[Records from a data collection]
★ ★ ★

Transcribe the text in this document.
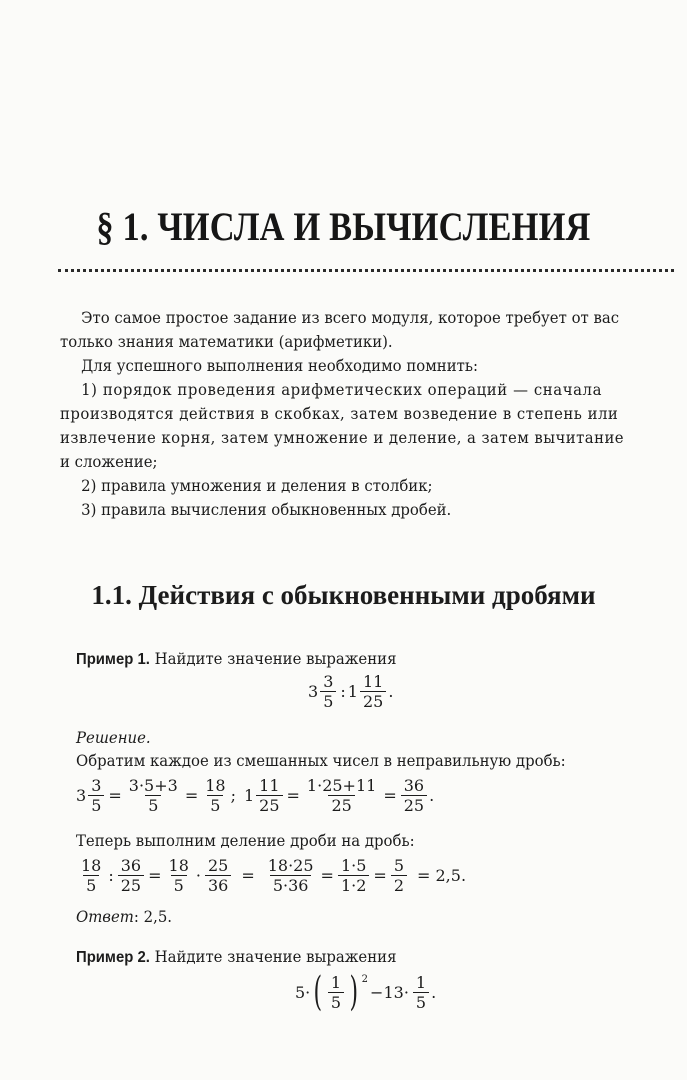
§ 1. ЧИСЛА И ВЫЧИСЛЕНИЯ

Это самое простое задание из всего модуля, которое требует от вас

только знания математики (арифметики).

Для успешного выполнения необходимо помнить:

1) порядок проведения арифметических операций — сначала

производятся действия в скобках, затем возведение в степень или

извлечение корня, затем умножение и деление, а затем вычитание

и сложение;

2) правила умножения и деления в столбик;

3) правила вычисления обыкновенных дробей.

1.1. Действия с обыкновенными дробями
Пример 1. Найдите значение выражения
$3 \frac{3}{5}$ : $1 \frac{11}{25}$ .
Решение.
Обратим каждое из смешанных чисел в неправильную дробь:
$3 \frac{3}{5} = \frac{3\cdot 5+3}{5} = \frac{18}{5}$ ; $1 \frac{11}{25} = \frac{1\cdot 25+11}{25} = \frac{36}{25}$ .
Теперь выполним деление дроби на дробь:
$\frac{18}{5}$ : $\frac{36}{25} = \frac{18}{5} \cdot \frac{25}{36} = \frac{18\cdot 25}{5\cdot 36} = \frac{1\cdot 5}{1\cdot 2} = \frac{5}{2} = 2,5$.
Ответ: 2,5.
Пример 2. Найдите значение выражения
5· ( $\frac{1}{5}$ ) 2
$-13\cdot \frac{1}{5}$ .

★ ★ ★

### Goal
The entries above are to be returned exactly, without their pictures.

### Exercise output
Transcribe the text in this document.
§ 1. ЧИСЛА И ВЫЧИСЛЕНИЯ

Это самое простое задание из всего модуля, которое требует от вас

только знания математики (арифметики).

Для успешного выполнения необходимо помнить:

1) порядок проведения арифметических операций — сначала

производятся действия в скобках, затем возведение в степень или

извлечение корня, затем умножение и деление, а затем вычитание

и сложение;

2) правила умножения и деления в столбик;

3) правила вычисления обыкновенных дробей.

1.1. Действия с обыкновенными дробями
Пример 1. Найдите значение выражения
$3 \frac{3}{5}$ : $1 \frac{11}{25}$ .
Решение.
Обратим каждое из смешанных чисел в неправильную дробь:
$3 \frac{3}{5} = \frac{3\cdot 5+3}{5} = \frac{18}{5}$ ; $1 \frac{11}{25} = \frac{1\cdot 25+11}{25} = \frac{36}{25}$ .
Теперь выполним деление дроби на дробь:
$\frac{18}{5}$ : $\frac{36}{25} = \frac{18}{5} \cdot \frac{25}{36} = \frac{18\cdot 25}{5\cdot 36} = \frac{1\cdot 5}{1\cdot 2} = \frac{5}{2} = 2,5$.
Ответ: 2,5.
Пример 2. Найдите значение выражения
5· ( $\frac{1}{5}$ ) 2
$-13\cdot \frac{1}{5}$ .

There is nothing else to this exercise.